==== Records shown
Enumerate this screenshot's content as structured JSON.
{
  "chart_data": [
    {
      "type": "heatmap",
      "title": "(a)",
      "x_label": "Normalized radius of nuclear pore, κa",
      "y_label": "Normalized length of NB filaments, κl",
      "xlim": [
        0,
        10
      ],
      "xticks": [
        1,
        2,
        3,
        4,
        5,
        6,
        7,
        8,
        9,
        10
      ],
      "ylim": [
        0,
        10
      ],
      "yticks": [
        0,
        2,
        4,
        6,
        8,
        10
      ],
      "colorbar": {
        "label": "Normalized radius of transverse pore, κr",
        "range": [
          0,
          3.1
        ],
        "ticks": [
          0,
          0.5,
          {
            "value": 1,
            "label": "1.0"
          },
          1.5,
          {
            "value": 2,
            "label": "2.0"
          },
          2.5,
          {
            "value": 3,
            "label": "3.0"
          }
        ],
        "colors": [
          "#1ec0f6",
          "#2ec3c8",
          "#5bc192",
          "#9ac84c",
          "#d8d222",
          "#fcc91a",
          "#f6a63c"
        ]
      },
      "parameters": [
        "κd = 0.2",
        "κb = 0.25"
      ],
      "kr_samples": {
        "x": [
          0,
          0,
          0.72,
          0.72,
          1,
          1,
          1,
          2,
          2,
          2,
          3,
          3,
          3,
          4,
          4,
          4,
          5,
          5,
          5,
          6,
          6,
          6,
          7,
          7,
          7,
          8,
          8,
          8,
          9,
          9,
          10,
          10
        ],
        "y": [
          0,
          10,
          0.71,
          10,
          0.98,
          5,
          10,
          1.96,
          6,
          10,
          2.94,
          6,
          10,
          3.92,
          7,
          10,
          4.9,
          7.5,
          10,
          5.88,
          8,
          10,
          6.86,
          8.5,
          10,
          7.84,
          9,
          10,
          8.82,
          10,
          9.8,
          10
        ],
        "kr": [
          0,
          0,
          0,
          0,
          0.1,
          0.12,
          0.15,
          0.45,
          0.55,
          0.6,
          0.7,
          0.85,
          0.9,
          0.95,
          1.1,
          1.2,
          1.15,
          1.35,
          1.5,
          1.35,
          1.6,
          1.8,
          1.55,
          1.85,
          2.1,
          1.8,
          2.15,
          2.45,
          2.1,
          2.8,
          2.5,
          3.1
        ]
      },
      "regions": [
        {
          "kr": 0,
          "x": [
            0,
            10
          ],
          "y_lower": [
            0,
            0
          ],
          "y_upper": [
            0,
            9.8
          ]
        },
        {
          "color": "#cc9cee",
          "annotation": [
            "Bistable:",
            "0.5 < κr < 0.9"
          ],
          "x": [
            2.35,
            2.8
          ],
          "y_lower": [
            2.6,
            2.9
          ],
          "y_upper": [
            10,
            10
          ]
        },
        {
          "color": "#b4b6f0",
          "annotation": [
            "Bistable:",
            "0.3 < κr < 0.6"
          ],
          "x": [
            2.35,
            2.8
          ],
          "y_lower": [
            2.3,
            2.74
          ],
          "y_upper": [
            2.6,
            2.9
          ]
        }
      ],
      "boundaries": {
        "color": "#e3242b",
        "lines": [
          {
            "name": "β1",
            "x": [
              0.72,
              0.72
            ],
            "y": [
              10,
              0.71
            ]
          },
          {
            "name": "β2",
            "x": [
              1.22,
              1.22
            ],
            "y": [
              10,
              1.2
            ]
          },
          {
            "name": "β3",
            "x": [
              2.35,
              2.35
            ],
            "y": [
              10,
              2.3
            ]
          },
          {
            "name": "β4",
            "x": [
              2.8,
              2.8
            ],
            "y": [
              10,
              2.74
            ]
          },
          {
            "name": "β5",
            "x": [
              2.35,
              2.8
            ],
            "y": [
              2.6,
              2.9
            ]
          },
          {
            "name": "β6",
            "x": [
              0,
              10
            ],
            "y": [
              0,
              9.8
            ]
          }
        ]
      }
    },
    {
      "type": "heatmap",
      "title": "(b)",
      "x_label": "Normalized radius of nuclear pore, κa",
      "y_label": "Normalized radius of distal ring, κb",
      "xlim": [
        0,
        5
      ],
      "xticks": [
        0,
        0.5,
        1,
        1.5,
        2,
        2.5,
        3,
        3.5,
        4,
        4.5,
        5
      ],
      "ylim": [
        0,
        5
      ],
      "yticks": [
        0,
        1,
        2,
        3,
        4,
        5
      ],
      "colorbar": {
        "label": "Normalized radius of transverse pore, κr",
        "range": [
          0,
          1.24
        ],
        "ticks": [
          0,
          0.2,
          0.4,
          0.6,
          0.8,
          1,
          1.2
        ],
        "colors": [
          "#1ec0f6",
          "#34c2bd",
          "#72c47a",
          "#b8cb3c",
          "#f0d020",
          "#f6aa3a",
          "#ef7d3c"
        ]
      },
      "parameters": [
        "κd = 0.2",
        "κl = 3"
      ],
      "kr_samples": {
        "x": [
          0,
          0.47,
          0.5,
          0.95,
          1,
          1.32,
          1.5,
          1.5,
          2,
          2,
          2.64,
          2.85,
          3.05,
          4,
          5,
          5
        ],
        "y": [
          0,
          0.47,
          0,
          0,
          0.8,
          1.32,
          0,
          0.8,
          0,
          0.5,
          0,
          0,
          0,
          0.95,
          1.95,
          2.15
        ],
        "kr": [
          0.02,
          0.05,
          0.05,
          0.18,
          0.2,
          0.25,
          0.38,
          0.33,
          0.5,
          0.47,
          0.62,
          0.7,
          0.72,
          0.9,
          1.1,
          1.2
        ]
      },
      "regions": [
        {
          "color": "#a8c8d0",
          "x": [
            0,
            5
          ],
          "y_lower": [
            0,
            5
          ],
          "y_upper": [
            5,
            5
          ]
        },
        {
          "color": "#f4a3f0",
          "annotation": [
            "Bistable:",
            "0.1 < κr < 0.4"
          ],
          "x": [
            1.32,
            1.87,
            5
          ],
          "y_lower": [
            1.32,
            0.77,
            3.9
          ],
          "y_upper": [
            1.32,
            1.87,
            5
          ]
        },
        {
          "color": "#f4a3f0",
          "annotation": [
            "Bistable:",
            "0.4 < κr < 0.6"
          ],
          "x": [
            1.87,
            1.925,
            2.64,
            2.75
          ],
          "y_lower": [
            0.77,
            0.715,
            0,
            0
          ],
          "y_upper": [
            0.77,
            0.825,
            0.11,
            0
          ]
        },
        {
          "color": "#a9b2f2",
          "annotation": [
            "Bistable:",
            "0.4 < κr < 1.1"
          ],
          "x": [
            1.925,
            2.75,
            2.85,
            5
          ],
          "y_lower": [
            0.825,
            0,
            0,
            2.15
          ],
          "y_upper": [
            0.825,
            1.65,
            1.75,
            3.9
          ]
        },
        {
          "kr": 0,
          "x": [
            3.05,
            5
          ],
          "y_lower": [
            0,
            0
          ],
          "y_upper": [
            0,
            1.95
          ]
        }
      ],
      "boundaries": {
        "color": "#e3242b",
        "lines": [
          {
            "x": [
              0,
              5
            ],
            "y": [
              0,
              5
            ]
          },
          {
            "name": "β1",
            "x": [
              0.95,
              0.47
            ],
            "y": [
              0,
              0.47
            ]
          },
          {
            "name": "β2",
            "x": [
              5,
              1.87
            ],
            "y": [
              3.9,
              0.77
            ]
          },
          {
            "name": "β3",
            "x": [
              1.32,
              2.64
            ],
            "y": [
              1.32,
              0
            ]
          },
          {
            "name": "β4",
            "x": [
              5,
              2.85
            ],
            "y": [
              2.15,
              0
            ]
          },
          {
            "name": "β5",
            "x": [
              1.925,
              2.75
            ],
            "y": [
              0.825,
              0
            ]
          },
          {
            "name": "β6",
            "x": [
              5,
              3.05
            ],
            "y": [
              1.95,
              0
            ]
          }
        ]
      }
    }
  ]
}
========
Reproduce all of the records exactly.

**Reply**
Enumerate this screenshot's content as structured JSON.
{
  "chart_data": [
    {
      "type": "heatmap",
      "title": "(a)",
      "x_label": "Normalized radius of nuclear pore, κa",
      "y_label": "Normalized length of NB filaments, κl",
      "xlim": [
        0,
        10
      ],
      "xticks": [
        1,
        2,
        3,
        4,
        5,
        6,
        7,
        8,
        9,
        10
      ],
      "ylim": [
        0,
        10
      ],
      "yticks": [
        0,
        2,
        4,
        6,
        8,
        10
      ],
      "colorbar": {
        "label": "Normalized radius of transverse pore, κr",
        "range": [
          0,
          3.1
        ],
        "ticks": [
          0,
          0.5,
          {
            "value": 1,
            "label": "1.0"
          },
          1.5,
          {
            "value": 2,
            "label": "2.0"
          },
          2.5,
          {
            "value": 3,
            "label": "3.0"
          }
        ],
        "colors": [
          "#1ec0f6",
          "#2ec3c8",
          "#5bc192",
          "#9ac84c",
          "#d8d222",
          "#fcc91a",
          "#f6a63c"
        ]
      },
      "parameters": [
        "κd = 0.2",
        "κb = 0.25"
      ],
      "kr_samples": {
        "x": [
          0,
          0,
          0.72,
          0.72,
          1,
          1,
          1,
          2,
          2,
          2,
          3,
          3,
          3,
          4,
          4,
          4,
          5,
          5,
          5,
          6,
          6,
          6,
          7,
          7,
          7,
          8,
          8,
          8,
          9,
          9,
          10,
          10
        ],
        "y": [
          0,
          10,
          0.71,
          10,
          0.98,
          5,
          10,
          1.96,
          6,
          10,
          2.94,
          6,
          10,
          3.92,
          7,
          10,
          4.9,
          7.5,
          10,
          5.88,
          8,
          10,
          6.86,
          8.5,
          10,
          7.84,
          9,
          10,
          8.82,
          10,
          9.8,
          10
        ],
        "kr": [
          0,
          0,
          0,
          0,
          0.1,
          0.12,
          0.15,
          0.45,
          0.55,
          0.6,
          0.7,
          0.85,
          0.9,
          0.95,
          1.1,
          1.2,
          1.15,
          1.35,
          1.5,
          1.35,
          1.6,
          1.8,
          1.55,
          1.85,
          2.1,
          1.8,
          2.15,
          2.45,
          2.1,
          2.8,
          2.5,
          3.1
        ]
      },
      "regions": [
        {
          "kr": 0,
          "x": [
            0,
            10
          ],
          "y_lower": [
            0,
            0
          ],
          "y_upper": [
            0,
            9.8
          ]
        },
        {
          "color": "#cc9cee",
          "annotation": [
            "Bistable:",
            "0.5 < κr < 0.9"
          ],
          "x": [
            2.35,
            2.8
          ],
          "y_lower": [
            2.6,
            2.9
          ],
          "y_upper": [
            10,
            10
          ]
        },
        {
          "color": "#b4b6f0",
          "annotation": [
            "Bistable:",
            "0.3 < κr < 0.6"
          ],
          "x": [
            2.35,
            2.8
          ],
          "y_lower": [
            2.3,
            2.74
          ],
          "y_upper": [
            2.6,
            2.9
          ]
        }
      ],
      "boundaries": {
        "color": "#e3242b",
        "lines": [
          {
            "name": "β1",
            "x": [
              0.72,
              0.72
            ],
            "y": [
              10,
              0.71
            ]
          },
          {
            "name": "β2",
            "x": [
              1.22,
              1.22
            ],
            "y": [
              10,
              1.2
            ]
          },
          {
            "name": "β3",
            "x": [
              2.35,
              2.35
            ],
            "y": [
              10,
              2.3
            ]
          },
          {
            "name": "β4",
            "x": [
              2.8,
              2.8
            ],
            "y": [
              10,
              2.74
            ]
          },
          {
            "name": "β5",
            "x": [
              2.35,
              2.8
            ],
            "y": [
              2.6,
              2.9
            ]
          },
          {
            "name": "β6",
            "x": [
              0,
              10
            ],
            "y": [
              0,
              9.8
            ]
          }
        ]
      }
    },
    {
      "type": "heatmap",
      "title": "(b)",
      "x_label": "Normalized radius of nuclear pore, κa",
      "y_label": "Normalized radius of distal ring, κb",
      "xlim": [
        0,
        5
      ],
      "xticks": [
        0,
        0.5,
        1,
        1.5,
        2,
        2.5,
        3,
        3.5,
        4,
        4.5,
        5
      ],
      "ylim": [
        0,
        5
      ],
      "yticks": [
        0,
        1,
        2,
        3,
        4,
        5
      ],
      "colorbar": {
        "label": "Normalized radius of transverse pore, κr",
        "range": [
          0,
          1.24
        ],
        "ticks": [
          0,
          0.2,
          0.4,
          0.6,
          0.8,
          1,
          1.2
        ],
        "colors": [
          "#1ec0f6",
          "#34c2bd",
          "#72c47a",
          "#b8cb3c",
          "#f0d020",
          "#f6aa3a",
          "#ef7d3c"
        ]
      },
      "parameters": [
        "κd = 0.2",
        "κl = 3"
      ],
      "kr_samples": {
        "x": [
          0,
          0.47,
          0.5,
          0.95,
          1,
          1.32,
          1.5,
          1.5,
          2,
          2,
          2.64,
          2.85,
          3.05,
          4,
          5,
          5
        ],
        "y": [
          0,
          0.47,
          0,
          0,
          0.8,
          1.32,
          0,
          0.8,
          0,
          0.5,
          0,
          0,
          0,
          0.95,
          1.95,
          2.15
        ],
        "kr": [
          0.02,
          0.05,
          0.05,
          0.18,
          0.2,
          0.25,
          0.38,
          0.33,
          0.5,
          0.47,
          0.62,
          0.7,
          0.72,
          0.9,
          1.1,
          1.2
        ]
      },
      "regions": [
        {
          "color": "#a8c8d0",
          "x": [
            0,
            5
          ],
          "y_lower": [
            0,
            5
          ],
          "y_upper": [
            5,
            5
          ]
        },
        {
          "color": "#f4a3f0",
          "annotation": [
            "Bistable:",
            "0.1 < κr < 0.4"
          ],
          "x": [
            1.32,
            1.87,
            5
          ],
          "y_lower": [
            1.32,
            0.77,
            3.9
          ],
          "y_upper": [
            1.32,
            1.87,
            5
          ]
        },
        {
          "color": "#f4a3f0",
          "annotation": [
            "Bistable:",
            "0.4 < κr < 0.6"
          ],
          "x": [
            1.87,
            1.925,
            2.64,
            2.75
          ],
          "y_lower": [
            0.77,
            0.715,
            0,
            0
          ],
          "y_upper": [
            0.77,
            0.825,
            0.11,
            0
          ]
        },
        {
          "color": "#a9b2f2",
          "annotation": [
            "Bistable:",
            "0.4 < κr < 1.1"
          ],
          "x": [
            1.925,
            2.75,
            2.85,
            5
          ],
          "y_lower": [
            0.825,
            0,
            0,
            2.15
          ],
          "y_upper": [
            0.825,
            1.65,
            1.75,
            3.9
          ]
        },
        {
          "kr": 0,
          "x": [
            3.05,
            5
          ],
          "y_lower": [
            0,
            0
          ],
          "y_upper": [
            0,
            1.95
          ]
        }
      ],
      "boundaries": {
        "color": "#e3242b",
        "lines": [
          {
            "x": [
              0,
              5
            ],
            "y": [
              0,
              5
            ]
          },
          {
            "name": "β1",
            "x": [
              0.95,
              0.47
            ],
            "y": [
              0,
              0.47
            ]
          },
          {
            "name": "β2",
            "x": [
              5,
              1.87
            ],
            "y": [
              3.9,
              0.77
            ]
          },
          {
            "name": "β3",
            "x": [
              1.32,
              2.64
            ],
            "y": [
              1.32,
              0
            ]
          },
          {
            "name": "β4",
            "x": [
              5,
              2.85
            ],
            "y": [
              2.15,
              0
            ]
          },
          {
            "name": "β5",
            "x": [
              1.925,
              2.75
            ],
            "y": [
              0.825,
              0
            ]
          },
          {
            "name": "β6",
            "x": [
              5,
              3.05
            ],
            "y": [
              1.95,
              0
            ]
          }
        ]
      }
    }
  ]
}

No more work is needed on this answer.